== How to complete this task ==
Count the lines below that include the word "name", then give that number and no other words.

== Input data ==
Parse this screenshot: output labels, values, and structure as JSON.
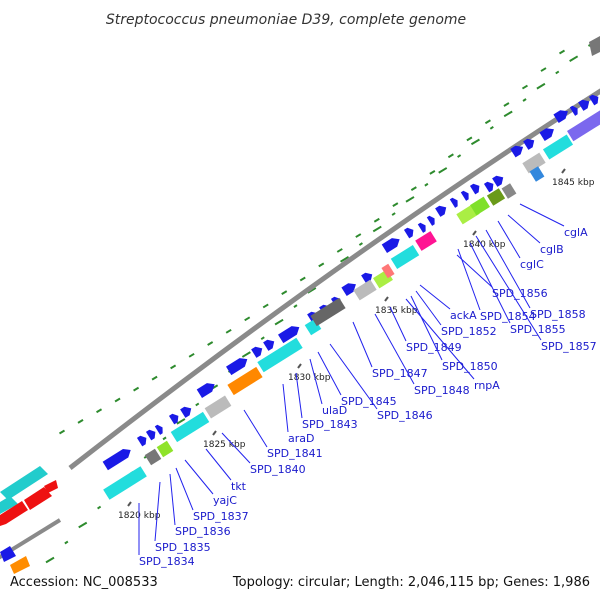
{
  "title": "Streptococcus pneumoniae D39, complete genome",
  "footer": {
    "accession": "Accession: NC_008533",
    "info": "Topology: circular; Length: 2,046,115 bp; Genes: 1,986"
  },
  "colors": {
    "backbone": "#8a8a8a",
    "leader": "#2222ee",
    "label": "#1a1acc",
    "tick": "#2e8b2e",
    "blue_gene": "#1a1ae6",
    "cyan_gene": "#22dddd"
  },
  "kbp_marks": [
    "1820 kbp",
    "1825 kbp",
    "1830 kbp",
    "1835 kbp",
    "1840 kbp",
    "1845 kbp"
  ],
  "genes": [
    "SPD_1834",
    "SPD_1835",
    "SPD_1836",
    "SPD_1837",
    "yajC",
    "tkt",
    "SPD_1840",
    "SPD_1841",
    "araD",
    "SPD_1843",
    "ulaD",
    "SPD_1845",
    "SPD_1846",
    "SPD_1847",
    "SPD_1848",
    "SPD_1849",
    "rnpA",
    "SPD_1850",
    "SPD_1852",
    "ackA",
    "SPD_1854",
    "SPD_1855",
    "SPD_1856",
    "SPD_1857",
    "SPD_1858",
    "cglC",
    "cglB",
    "cglA"
  ]
}
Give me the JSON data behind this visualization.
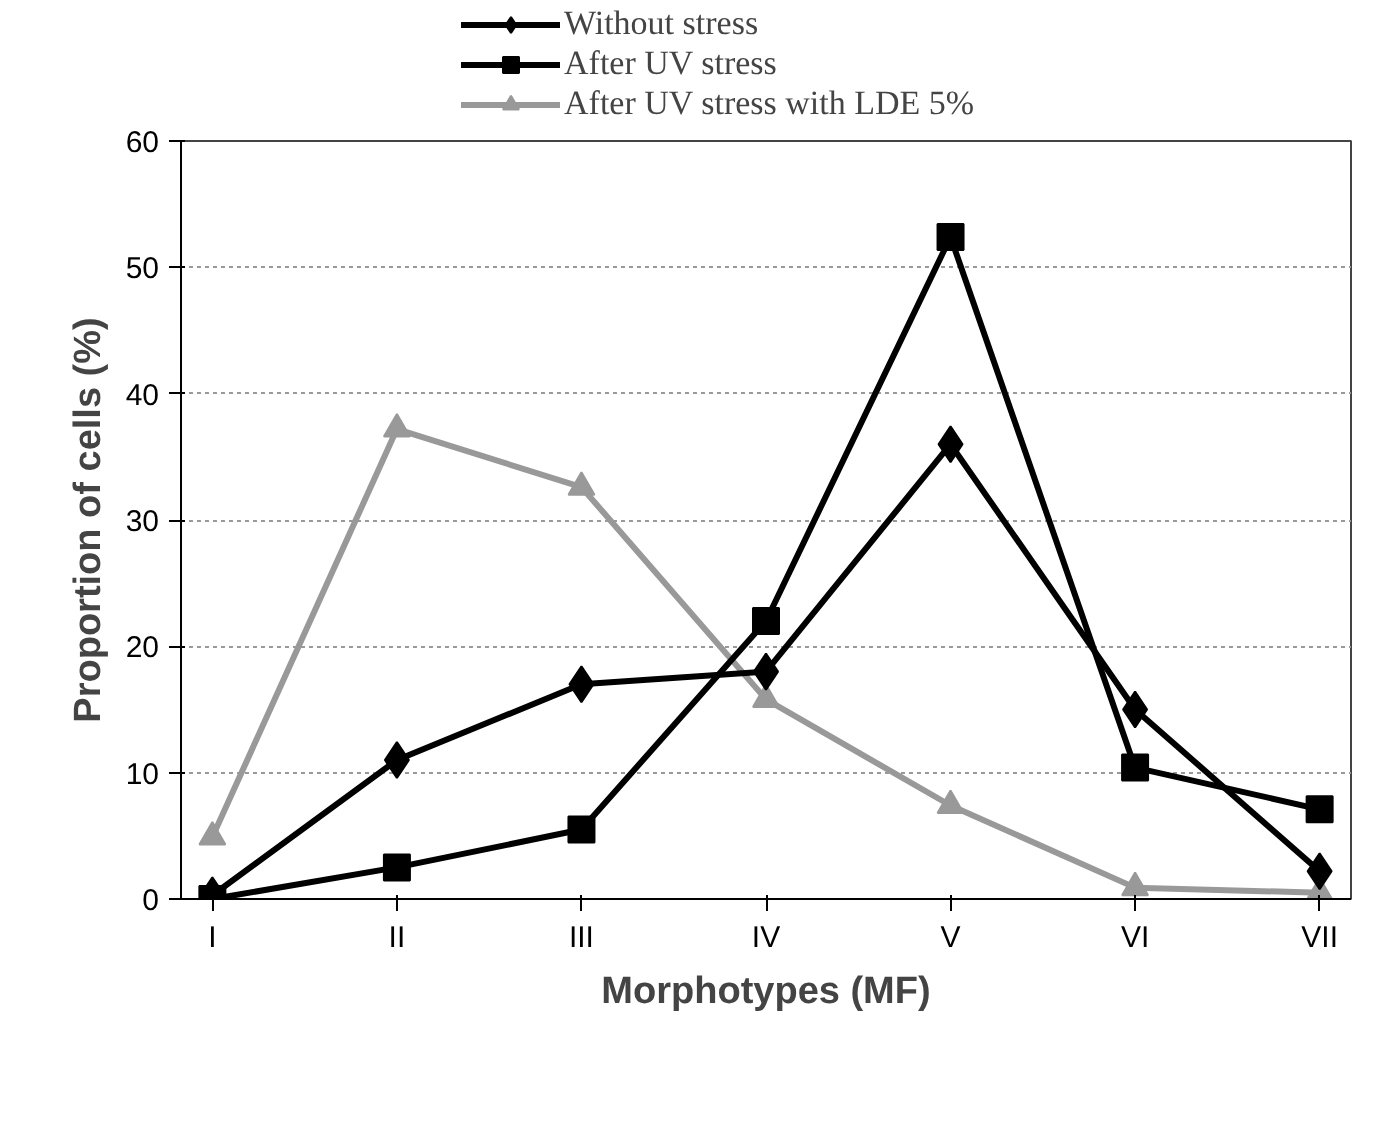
{
  "chart_data": {
    "type": "line",
    "xlabel": "Morphotypes (MF)",
    "ylabel": "Proportion of cells (%)",
    "categories": [
      "I",
      "II",
      "III",
      "IV",
      "V",
      "VI",
      "VII"
    ],
    "series": [
      {
        "name": "Without stress",
        "color": "#000000",
        "marker": "diamond",
        "values": [
          0.3,
          11,
          17,
          18,
          36,
          15,
          2.2
        ]
      },
      {
        "name": "After UV stress",
        "color": "#000000",
        "marker": "square",
        "values": [
          0,
          2.5,
          5.5,
          22,
          52.4,
          10.4,
          7.1
        ]
      },
      {
        "name": "After UV stress with LDE 5%",
        "color": "#999999",
        "marker": "triangle",
        "values": [
          4.9,
          37.2,
          32.6,
          15.8,
          7.4,
          0.9,
          0.5
        ]
      }
    ],
    "ylim": [
      0,
      60
    ],
    "yticks": [
      0,
      10,
      20,
      30,
      40,
      50,
      60
    ],
    "grid": "y",
    "legend": "top",
    "line_style": "solid"
  }
}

== Task result ==
3